Exploring Python's Memory Model
Python's memory model plays a crucial role in determining how objects are stored in memory and how they are referenced. Understanding this model is essential, especially when dealing with large datasets, as it can significantly impact the performance and memory usage of your Python programs. In this step, we'll specifically focus on how string objects are handled in Python and explore ways to optimize memory usage for large datasets.
String Repetition in Datasets
The CTA bus data contains many repeated values, such as route names. Repeated values in a dataset can lead to inefficient memory usage if not handled properly. To understand the extent of this issue, let's first examine how many unique route strings are in the dataset.
First, open a Python interpreter. You can do this by running the following command in your terminal:
python3
Once the Python interpreter is open, we'll load the CTA bus data and find the unique routes. Here's the code to achieve this:
import reader
rows = reader.read_csv_as_dicts('ctabus.csv', [str, str, str, int])
## Find unique route names
routes = {row['route'] for row in rows}
print(f"Number of unique route names: {len(routes)}")
In this code, we first import the reader module, which presumably contains a function to read CSV files as dictionaries. We then use the read_csv_as_dicts function to load the data from the ctabus.csv file. The second argument [str, str, str, int] specifies the data types for each column in the CSV file. After that, we use a set comprehension to find all the unique route names in the dataset and print the number of unique route names.
The output should be:
Number of unique route names: 181
Now, let's check how many different string objects are created for these routes. Even though there are only 181 unique route names, Python might create a new string object for each occurrence of a route name in the dataset. To verify this, we'll use the id() function to get the unique identifier of each string object.
## Count unique string object IDs
routeids = {id(row['route']) for row in rows}
print(f"Number of unique route string objects: {len(routeids)}")
The output might surprise you:
Number of unique route string objects: 542305
This shows that there are only 181 unique route names, but over 500,000 unique string objects. This happens because Python creates a new string object for each row, even if the values are the same. This can lead to significant memory waste, especially when dealing with large datasets.
String Interning to Save Memory
Python provides a way to "intern" (reuse) strings using the sys.intern() function. String interning can save memory when you have many duplicate strings in your dataset. When you intern a string, Python checks if an identical string already exists in the intern pool. If it does, it returns a reference to the existing string object instead of creating a new one.
Let's demonstrate how string interning works with a simple example:
import sys
## Without interning
a = 'hello world'
b = 'hello world'
print(f"a is b (without interning): {a is b}")
## With interning
a = sys.intern(a)
b = sys.intern(b)
print(f"a is b (with interning): {a is b}")
════════════════════
* **STATED EXERCISE 1**:
Answer these questions using the Python memory model tutorial, one answer per line, labeled to match:
(a) How many unique route names does the CTA bus data contain?
(b) How many unique route string objects does the id() check report?
(c) Which function does Python provide for interning strings?
* **STATED EXERCISE 2**: Summarize the Python memory model tutorial in two sentences.
* **STATED EXERCISE 3**: Continue the Python memory model tutorial, starting right after its final line of code.
════════════════════
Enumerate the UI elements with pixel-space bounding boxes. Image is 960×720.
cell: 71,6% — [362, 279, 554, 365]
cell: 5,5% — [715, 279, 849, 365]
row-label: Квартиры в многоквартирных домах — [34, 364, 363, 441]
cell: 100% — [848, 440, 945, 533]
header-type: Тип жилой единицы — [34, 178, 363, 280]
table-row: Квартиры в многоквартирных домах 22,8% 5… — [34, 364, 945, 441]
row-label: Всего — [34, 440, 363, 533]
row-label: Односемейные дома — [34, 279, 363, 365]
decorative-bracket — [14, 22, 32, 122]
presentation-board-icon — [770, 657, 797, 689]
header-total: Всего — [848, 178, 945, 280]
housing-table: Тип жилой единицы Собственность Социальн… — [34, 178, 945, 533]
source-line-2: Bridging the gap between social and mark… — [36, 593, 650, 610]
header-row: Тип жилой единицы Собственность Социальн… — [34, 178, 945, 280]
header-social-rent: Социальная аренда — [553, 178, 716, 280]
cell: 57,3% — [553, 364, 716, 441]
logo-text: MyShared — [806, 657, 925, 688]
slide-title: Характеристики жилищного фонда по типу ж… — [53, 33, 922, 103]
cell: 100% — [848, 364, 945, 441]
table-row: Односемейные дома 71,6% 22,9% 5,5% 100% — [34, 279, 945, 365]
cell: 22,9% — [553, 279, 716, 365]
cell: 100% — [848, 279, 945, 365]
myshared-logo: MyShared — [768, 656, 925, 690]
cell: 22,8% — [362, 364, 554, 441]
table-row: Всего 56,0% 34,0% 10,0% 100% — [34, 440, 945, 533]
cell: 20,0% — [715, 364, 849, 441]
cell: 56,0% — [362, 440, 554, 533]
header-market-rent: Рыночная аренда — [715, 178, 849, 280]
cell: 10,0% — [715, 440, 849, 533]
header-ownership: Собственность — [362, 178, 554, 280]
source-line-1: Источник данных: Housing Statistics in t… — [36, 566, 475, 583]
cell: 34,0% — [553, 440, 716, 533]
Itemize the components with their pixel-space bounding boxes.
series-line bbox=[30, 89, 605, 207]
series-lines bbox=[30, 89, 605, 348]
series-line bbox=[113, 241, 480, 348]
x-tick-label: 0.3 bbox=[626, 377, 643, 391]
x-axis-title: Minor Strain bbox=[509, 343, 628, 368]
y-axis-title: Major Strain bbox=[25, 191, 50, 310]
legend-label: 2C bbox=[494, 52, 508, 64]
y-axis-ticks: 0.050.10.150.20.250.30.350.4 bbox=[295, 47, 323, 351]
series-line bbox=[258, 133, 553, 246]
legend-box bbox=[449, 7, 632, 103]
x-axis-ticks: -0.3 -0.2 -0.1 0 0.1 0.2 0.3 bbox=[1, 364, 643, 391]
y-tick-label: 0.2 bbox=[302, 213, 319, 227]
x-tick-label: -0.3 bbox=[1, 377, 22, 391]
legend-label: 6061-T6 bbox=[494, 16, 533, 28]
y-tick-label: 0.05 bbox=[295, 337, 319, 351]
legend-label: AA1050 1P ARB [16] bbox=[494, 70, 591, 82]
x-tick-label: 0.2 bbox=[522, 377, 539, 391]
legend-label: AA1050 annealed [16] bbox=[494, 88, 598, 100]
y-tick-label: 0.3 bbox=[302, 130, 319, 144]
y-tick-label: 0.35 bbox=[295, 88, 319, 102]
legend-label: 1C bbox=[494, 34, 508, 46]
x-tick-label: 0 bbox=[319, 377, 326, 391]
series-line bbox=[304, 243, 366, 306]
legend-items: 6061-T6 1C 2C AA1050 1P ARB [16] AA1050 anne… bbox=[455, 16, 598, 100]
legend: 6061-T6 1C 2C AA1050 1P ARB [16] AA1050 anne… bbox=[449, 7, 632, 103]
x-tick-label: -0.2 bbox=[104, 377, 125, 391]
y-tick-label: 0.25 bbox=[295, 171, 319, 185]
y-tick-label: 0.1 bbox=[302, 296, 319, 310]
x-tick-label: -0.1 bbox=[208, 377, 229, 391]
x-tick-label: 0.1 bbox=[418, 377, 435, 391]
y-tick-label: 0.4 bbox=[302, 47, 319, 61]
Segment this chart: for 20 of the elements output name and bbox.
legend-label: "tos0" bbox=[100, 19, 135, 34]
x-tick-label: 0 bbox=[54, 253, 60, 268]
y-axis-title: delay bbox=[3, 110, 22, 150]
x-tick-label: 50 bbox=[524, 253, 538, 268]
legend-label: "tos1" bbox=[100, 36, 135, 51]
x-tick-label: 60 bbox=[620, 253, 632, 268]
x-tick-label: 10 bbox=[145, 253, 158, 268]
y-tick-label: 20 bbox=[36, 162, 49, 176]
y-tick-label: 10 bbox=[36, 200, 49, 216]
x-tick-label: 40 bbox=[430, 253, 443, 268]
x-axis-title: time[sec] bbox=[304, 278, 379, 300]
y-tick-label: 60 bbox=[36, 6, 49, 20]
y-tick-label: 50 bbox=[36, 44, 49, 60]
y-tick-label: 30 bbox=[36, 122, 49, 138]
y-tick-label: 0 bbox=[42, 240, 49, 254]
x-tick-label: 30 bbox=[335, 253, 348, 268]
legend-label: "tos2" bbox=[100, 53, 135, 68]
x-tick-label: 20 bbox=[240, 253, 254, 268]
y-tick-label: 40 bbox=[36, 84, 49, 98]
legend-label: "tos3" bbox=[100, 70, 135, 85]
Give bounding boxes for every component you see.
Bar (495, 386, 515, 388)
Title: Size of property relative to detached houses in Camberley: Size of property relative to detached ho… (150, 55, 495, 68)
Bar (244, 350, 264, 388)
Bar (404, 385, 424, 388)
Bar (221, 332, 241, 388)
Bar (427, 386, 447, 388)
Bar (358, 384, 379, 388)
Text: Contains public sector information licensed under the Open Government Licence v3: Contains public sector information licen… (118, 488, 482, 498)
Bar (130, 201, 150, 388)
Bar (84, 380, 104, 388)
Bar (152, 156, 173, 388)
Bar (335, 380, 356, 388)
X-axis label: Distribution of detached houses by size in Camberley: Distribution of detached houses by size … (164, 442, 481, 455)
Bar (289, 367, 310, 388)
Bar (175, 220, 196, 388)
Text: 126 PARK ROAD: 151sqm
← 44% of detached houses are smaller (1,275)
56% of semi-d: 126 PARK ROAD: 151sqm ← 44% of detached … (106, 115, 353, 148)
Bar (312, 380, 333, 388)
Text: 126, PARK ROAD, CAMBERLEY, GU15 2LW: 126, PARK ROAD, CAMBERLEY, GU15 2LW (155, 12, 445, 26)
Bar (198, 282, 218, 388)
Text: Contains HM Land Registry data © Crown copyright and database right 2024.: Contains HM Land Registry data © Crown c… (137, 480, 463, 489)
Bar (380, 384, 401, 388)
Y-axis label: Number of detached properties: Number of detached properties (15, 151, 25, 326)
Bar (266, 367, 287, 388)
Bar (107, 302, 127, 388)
════════════════════
* **EXERCISE OUTPUT 1**:
(a) 181
(b) 542305
(c) sys.intern()

* **EXERCISE OUTPUT 2**: The CTA bus data has only 181 unique route names, but Python creates a new string object for each row, which produces over 500,000 unique string objects and can waste a lot of memory. The sys.intern() function reuses strings by returning a reference to an identical string that is already in the intern pool instead of creating a new one.

* **EXERCISE OUTPUT 3**:
In this code, we first create two string variables a and b with the same value without interning. The is operator checks if two variables refer to the same object. Without interning, a and b are different objects, so a is b returns False. Then, we intern both strings using sys.intern(). After interning, a and b refer to the same object in the intern pool, so a is b returns True.
The output should be:
a is b (without interning): False
a is b (with interning): True
Now, let's use string interning when reading the CTA bus data to reduce memory usage. We'll also use the tracemalloc module to track the memory usage before and after interning.
import sys
import reader
import tracemalloc
## Start memory tracking
tracemalloc.start()
## Read data with interning for the route column
rows = reader.read_csv_as_dicts('ctabus.csv', [sys.intern, str, str, int])
## Check unique route objects again
routeids = {id(row['route']) for row in rows}
print(f"Number of unique route string objects (with interning): {len(routeids)}")
## Check memory usage
current, peak = tracemalloc.get_traced_memory()
print(f"Current memory usage: {current / 1024 / 1024:.2f} MB")
print(f"Peak memory usage: {peak / 1024 / 1024:.2f} MB")
In this code, we first start memory tracking using tracemalloc.start(). Then, we read the CTA bus data with interning for the route column by passing sys.intern as the data type for the first column. After that, we check the number of unique route string objects again and print the current and peak memory usage.
The output should be something like:
Number of unique route string objects (with interning): 181
Current memory usage: 189.56 MB
Peak memory usage: 209.32 MB
Let's restart the interpreter and try interning both route and date strings to see if we can reduce the memory usage further.
exit()
Start Python again:
python3
import sys
import reader
import tracemalloc
## Start memory tracking
tracemalloc.start()
## Read data with interning for both route and date columns
rows = reader.read_csv_as_dicts('ctabus.csv', [sys.intern, sys.intern, str, int])
## Check memory usage
current, peak = tracemalloc.get_traced_memory()
print(f"Current memory usage (interning route and date): {current / 1024 / 1024:.2f} MB")
print(f"Peak memory usage (interning route and date): {peak / 1024 / 1024:.2f} MB")
The output should show a further decrease in memory usage:
Current memory usage (interning route and date): 170.23 MB
Peak memory usage (interning route and date): 190.05 MB
This demonstrates how understanding Python's memory model and using techniques like string interning can help optimize your programs, especially when dealing with large datasets containing repeated values.
Finally, exit the Python interpreter:
exit()